> GIVEN REQUEST:
Search the listing below for the string "SOLIDWORKS" and show each line that contains it.

> DATA FOR THE TASK:
════════════════════

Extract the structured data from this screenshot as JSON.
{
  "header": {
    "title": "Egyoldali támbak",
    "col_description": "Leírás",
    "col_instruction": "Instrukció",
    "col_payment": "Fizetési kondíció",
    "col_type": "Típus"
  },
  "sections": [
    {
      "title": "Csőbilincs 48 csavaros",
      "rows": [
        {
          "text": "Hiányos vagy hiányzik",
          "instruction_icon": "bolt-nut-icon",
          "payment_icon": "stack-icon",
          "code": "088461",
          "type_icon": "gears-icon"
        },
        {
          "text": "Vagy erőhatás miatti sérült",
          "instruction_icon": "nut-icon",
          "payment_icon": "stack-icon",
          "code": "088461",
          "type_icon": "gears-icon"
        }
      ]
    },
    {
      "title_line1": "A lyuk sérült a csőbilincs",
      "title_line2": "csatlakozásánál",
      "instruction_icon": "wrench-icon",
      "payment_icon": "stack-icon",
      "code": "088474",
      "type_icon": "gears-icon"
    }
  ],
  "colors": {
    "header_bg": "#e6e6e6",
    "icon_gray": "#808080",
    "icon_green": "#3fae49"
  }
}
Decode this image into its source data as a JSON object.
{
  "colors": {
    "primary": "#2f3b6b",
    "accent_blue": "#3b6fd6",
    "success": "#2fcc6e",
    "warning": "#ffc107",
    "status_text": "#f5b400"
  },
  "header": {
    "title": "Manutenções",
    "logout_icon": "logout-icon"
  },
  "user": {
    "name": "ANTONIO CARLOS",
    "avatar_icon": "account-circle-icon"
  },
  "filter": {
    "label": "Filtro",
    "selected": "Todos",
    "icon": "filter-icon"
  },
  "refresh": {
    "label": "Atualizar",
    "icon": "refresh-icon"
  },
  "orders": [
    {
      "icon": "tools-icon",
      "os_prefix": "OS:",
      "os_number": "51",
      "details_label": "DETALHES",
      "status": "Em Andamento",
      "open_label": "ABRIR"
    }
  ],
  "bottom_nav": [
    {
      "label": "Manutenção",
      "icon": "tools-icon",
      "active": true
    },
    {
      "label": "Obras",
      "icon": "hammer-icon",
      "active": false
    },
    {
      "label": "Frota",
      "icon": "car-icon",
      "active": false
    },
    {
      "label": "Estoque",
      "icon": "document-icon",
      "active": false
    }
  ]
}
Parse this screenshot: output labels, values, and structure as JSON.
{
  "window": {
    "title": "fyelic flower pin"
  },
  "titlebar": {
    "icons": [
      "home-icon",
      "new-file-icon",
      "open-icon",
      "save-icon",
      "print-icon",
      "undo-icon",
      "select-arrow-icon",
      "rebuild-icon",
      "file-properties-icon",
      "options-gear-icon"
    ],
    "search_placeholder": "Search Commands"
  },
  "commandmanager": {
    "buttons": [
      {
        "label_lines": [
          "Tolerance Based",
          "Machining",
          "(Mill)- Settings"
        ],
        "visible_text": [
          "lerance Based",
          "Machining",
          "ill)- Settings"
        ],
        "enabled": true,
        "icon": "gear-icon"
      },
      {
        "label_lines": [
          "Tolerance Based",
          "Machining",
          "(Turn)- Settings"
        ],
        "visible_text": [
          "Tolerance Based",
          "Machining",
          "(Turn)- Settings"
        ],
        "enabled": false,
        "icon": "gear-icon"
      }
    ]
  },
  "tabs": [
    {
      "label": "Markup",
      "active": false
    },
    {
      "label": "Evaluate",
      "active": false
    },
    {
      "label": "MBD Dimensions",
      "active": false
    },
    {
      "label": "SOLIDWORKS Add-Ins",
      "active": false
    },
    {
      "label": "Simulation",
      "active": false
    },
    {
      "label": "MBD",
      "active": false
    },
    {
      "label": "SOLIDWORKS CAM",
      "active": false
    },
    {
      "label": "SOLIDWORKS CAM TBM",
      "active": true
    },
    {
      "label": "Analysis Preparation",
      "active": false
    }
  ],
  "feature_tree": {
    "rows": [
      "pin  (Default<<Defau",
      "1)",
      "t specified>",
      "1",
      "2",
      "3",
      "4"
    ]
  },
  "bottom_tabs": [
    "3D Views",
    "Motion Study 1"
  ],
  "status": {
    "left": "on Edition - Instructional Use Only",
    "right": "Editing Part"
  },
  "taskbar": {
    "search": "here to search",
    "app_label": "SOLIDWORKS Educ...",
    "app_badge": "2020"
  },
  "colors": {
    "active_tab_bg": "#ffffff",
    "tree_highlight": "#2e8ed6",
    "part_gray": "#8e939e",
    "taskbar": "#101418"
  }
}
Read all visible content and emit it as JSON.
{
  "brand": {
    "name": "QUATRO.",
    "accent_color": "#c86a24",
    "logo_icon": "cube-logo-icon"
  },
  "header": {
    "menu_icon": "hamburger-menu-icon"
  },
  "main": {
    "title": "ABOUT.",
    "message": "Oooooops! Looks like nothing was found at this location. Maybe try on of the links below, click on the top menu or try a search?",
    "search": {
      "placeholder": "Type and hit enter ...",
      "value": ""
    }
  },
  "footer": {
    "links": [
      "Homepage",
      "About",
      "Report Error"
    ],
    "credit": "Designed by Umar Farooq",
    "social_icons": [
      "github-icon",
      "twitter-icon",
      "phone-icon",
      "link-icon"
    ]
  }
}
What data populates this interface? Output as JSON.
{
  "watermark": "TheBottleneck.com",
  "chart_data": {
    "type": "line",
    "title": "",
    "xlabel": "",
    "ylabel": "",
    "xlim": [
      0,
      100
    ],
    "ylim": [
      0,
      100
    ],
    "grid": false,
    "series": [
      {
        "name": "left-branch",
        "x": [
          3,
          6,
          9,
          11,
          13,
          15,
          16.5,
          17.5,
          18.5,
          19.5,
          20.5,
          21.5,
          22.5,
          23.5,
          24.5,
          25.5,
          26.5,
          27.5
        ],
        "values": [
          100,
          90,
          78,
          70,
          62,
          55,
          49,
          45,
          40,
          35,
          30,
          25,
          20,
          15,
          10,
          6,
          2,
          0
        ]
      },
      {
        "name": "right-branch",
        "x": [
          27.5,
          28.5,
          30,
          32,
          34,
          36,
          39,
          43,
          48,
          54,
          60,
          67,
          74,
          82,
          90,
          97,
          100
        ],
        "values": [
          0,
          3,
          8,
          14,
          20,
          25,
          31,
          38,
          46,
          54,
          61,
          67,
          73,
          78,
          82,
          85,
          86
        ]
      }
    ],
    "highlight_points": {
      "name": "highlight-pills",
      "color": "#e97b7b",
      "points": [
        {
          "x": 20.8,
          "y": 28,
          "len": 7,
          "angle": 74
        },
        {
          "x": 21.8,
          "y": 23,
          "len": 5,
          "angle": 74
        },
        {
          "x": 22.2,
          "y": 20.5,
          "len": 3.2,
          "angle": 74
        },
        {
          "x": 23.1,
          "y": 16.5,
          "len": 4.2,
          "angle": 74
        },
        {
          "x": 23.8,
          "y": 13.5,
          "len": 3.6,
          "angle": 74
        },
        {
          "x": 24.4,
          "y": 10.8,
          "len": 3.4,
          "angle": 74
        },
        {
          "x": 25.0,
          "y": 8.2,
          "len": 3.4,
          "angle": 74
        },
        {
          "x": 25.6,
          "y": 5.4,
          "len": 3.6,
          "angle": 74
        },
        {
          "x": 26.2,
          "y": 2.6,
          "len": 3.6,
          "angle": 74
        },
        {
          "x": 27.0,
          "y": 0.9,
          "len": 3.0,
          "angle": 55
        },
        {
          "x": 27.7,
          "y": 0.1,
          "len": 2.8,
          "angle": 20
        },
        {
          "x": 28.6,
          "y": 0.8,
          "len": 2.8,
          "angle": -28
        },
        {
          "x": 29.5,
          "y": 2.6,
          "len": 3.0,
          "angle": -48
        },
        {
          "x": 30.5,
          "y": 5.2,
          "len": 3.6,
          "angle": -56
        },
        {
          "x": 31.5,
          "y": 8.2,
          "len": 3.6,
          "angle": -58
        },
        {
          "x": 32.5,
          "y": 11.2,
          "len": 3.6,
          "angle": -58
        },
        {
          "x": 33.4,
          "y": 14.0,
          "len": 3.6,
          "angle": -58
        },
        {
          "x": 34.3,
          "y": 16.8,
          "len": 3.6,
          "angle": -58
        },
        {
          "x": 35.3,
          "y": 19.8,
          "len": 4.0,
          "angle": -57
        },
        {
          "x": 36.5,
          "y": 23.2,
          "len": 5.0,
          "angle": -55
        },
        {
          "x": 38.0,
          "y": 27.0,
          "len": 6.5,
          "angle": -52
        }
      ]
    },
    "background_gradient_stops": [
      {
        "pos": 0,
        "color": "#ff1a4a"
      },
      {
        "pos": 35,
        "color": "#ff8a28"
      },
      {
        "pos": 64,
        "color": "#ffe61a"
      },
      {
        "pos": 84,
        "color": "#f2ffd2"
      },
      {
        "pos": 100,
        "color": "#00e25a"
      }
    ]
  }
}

════════════════════

> REPLY TO THE EXERCISE:
      "label": "SOLIDWORKS Add-Ins",
      "label": "SOLIDWORKS CAM",
      "label": "SOLIDWORKS CAM TBM",
    "app_label": "SOLIDWORKS Educ...",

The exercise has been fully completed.